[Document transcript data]
========

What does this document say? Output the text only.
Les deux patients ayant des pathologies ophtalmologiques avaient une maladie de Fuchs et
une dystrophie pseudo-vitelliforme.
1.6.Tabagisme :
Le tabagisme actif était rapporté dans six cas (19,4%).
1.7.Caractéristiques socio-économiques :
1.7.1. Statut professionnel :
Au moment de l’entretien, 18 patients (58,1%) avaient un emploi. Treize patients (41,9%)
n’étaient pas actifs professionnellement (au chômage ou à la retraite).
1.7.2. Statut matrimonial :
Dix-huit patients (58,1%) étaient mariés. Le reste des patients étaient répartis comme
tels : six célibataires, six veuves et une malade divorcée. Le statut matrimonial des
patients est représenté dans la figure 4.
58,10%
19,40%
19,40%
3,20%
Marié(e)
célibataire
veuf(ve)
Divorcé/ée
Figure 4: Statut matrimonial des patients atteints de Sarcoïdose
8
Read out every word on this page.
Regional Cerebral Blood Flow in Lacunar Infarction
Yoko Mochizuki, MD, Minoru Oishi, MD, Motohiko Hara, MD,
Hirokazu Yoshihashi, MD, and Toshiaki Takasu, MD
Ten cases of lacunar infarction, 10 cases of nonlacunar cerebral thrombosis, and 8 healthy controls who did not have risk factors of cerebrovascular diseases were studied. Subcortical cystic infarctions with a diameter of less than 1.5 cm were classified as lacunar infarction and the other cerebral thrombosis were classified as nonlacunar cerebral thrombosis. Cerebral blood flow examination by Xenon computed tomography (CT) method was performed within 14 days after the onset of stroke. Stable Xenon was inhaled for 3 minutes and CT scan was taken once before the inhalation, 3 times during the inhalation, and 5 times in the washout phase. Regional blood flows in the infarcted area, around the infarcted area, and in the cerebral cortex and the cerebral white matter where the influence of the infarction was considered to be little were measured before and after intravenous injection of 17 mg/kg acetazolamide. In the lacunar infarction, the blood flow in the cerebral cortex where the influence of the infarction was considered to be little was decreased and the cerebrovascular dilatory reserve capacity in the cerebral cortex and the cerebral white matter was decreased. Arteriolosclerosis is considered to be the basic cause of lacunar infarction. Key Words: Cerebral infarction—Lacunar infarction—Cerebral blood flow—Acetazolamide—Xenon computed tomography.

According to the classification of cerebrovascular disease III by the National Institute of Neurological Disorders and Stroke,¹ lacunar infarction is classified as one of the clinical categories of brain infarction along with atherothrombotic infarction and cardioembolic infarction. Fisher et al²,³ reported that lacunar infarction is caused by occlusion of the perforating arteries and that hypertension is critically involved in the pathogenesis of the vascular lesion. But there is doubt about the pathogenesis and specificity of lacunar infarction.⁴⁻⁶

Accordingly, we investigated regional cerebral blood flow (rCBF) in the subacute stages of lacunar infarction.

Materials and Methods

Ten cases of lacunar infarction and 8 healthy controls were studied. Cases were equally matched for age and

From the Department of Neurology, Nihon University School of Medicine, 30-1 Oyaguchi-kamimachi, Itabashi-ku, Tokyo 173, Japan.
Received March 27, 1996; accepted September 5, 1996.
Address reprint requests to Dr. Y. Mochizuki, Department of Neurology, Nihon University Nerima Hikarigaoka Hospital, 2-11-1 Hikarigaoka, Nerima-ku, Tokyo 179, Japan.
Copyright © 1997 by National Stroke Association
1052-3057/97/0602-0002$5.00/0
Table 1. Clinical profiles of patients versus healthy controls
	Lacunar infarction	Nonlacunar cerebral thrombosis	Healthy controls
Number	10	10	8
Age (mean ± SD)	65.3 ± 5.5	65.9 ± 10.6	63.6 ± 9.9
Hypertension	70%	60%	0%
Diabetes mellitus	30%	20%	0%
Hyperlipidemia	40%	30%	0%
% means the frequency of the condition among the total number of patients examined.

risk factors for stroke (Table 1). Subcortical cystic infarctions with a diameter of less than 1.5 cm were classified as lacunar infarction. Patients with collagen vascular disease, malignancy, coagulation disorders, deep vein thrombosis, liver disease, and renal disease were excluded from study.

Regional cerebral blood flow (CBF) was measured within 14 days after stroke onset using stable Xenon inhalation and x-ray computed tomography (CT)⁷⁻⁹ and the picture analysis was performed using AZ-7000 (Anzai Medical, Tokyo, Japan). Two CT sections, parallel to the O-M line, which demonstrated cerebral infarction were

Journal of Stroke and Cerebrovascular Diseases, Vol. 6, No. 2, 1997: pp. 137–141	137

========

ASSIGNED TASK:
Go through the lines above and copy any that contain "Xenon".

RESPONSE BOX:
Ten cases of lacunar infarction, 10 cases of nonlacunar cerebral thrombosis, and 8 healthy controls who did not have risk factors of cerebrovascular diseases were studied. Subcortical cystic infarctions with a diameter of less than 1.5 cm were classified as lacunar infarction and the other cerebral thrombosis were classified as nonlacunar cerebral thrombosis. Cerebral blood flow examination by Xenon computed tomography (CT) method was performed within 14 days after the onset of stroke. Stable Xenon was inhaled for 3 minutes and CT scan was taken once before the inhalation, 3 times during the inhalation, and 5 times in the washout phase. Regional blood flows in the infarcted area, around the infarcted area, and in the cerebral cortex and the cerebral white matter where the influence of the infarction was considered to be little were measured before and after intravenous injection of 17 mg/kg acetazolamide. In the lacunar infarction, the blood flow in the cerebral cortex where the influence of the infarction was considered to be little was decreased and the cerebrovascular dilatory reserve capacity in the cerebral cortex and the cerebral white matter was decreased. Arteriolosclerosis is considered to be the basic cause of lacunar infarction. Key Words: Cerebral infarction—Lacunar infarction—Cerebral blood flow—Acetazolamide—Xenon computed tomography.
Regional cerebral blood flow (CBF) was measured within 14 days after stroke onset using stable Xenon inhalation and x-ray computed tomography (CT)⁷⁻⁹ and the picture analysis was performed using AZ-7000 (Anzai Medical, Tokyo, Japan). Two CT sections, parallel to the O-M line, which demonstrated cerebral infarction were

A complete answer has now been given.